DOCUMENT SECTION
--- START ---
The 1918 New South Wales Rugby Football League premiership was the eleventh season of Sydney’s professional rugby league club competition, Australia’s first. Eight teams from across the city contested during the season, with South Sydney finishing on top of the ladder to claim the premiership.

Season summary
The quality of the competition in 1918 suffered due to the loss of players fighting in World War I. South Sydney and Western Suburbs dominated the season, dropping just two and three games respectively. With just three rounds to go, both sides met each square on 18 points each. A win for South Sydney would virtually guarantee them the premiership unless they dropped their final two games. At the end of the day, South Sydney prevailed 11–3 and went on to win all their remaining matches, taking away their fourth premiership from eleven seasons.

The season also saw the struggling Dales fail to win a game from fourteen starts. It was the first winless season in NSWRFL history and signalled the end for the club, who would play only a further two seasons in the premiership.
--- END ---
TASK DIRECTIONS
Rewrite everything from "The season also" down to "in the premiership." in the 1918 premiership text, putting "floundering" wherever "struggling" appears.

MATERIAL
--- START ---
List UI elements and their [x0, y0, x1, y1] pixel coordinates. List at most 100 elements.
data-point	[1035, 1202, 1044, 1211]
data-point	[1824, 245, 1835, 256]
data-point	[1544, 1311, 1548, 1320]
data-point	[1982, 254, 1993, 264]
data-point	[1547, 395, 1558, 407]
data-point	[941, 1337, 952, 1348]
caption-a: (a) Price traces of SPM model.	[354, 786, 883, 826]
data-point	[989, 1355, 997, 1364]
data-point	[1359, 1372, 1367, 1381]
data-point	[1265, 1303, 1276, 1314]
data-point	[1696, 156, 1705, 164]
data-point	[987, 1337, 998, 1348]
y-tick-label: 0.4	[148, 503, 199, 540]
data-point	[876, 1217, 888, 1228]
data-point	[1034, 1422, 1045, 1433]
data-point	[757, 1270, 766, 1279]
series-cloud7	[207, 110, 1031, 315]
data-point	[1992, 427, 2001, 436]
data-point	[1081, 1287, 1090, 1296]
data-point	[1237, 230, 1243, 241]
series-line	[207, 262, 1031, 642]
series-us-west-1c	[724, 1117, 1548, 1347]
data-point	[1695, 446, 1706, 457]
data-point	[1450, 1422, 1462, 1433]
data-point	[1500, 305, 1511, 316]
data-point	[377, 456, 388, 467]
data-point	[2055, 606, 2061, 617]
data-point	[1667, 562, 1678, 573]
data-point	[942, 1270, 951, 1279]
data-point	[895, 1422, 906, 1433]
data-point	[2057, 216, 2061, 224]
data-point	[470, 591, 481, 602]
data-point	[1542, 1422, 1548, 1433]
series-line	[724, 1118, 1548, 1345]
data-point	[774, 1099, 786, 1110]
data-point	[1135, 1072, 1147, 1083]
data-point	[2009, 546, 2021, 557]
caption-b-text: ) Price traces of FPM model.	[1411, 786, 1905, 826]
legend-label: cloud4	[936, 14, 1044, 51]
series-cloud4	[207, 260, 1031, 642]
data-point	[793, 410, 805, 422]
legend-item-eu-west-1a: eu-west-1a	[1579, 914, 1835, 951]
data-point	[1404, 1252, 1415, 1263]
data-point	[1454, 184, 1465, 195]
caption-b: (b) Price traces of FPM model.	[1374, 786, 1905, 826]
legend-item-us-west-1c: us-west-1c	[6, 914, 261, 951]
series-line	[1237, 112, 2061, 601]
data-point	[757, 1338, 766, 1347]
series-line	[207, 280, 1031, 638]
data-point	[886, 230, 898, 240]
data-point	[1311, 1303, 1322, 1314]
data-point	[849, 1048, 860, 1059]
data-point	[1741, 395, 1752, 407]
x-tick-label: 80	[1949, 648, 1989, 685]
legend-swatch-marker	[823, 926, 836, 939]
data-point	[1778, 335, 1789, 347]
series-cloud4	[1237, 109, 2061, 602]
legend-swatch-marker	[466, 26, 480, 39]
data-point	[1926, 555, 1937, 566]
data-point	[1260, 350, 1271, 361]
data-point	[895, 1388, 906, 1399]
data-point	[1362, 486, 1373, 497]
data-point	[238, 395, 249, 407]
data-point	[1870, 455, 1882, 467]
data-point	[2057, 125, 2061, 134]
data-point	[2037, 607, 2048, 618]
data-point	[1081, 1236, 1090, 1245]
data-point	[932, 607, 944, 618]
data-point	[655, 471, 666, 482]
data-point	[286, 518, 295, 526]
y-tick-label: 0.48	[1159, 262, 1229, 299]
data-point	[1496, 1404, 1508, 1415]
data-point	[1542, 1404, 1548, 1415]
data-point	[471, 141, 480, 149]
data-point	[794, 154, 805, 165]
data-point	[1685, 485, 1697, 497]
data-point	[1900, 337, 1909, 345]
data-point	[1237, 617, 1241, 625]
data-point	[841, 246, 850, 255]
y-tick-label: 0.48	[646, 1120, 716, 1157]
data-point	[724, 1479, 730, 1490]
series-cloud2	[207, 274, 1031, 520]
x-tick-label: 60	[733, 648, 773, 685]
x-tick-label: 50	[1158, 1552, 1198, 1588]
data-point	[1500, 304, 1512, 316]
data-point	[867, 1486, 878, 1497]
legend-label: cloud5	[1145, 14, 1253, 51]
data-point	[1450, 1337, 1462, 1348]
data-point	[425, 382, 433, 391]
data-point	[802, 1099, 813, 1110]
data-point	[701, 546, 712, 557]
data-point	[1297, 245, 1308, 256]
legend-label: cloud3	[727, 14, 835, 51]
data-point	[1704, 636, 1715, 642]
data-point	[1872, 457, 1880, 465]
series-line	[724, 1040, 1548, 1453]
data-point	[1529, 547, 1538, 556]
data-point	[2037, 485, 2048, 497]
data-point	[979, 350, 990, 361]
--- END ---
RESPONSE TO THE EXERCISE
The season also saw the floundering Dales fail to win a game from fourteen starts. It was the first winless season in NSWRFL history and signalled the end for the club, who would play only a further two seasons in the premiership.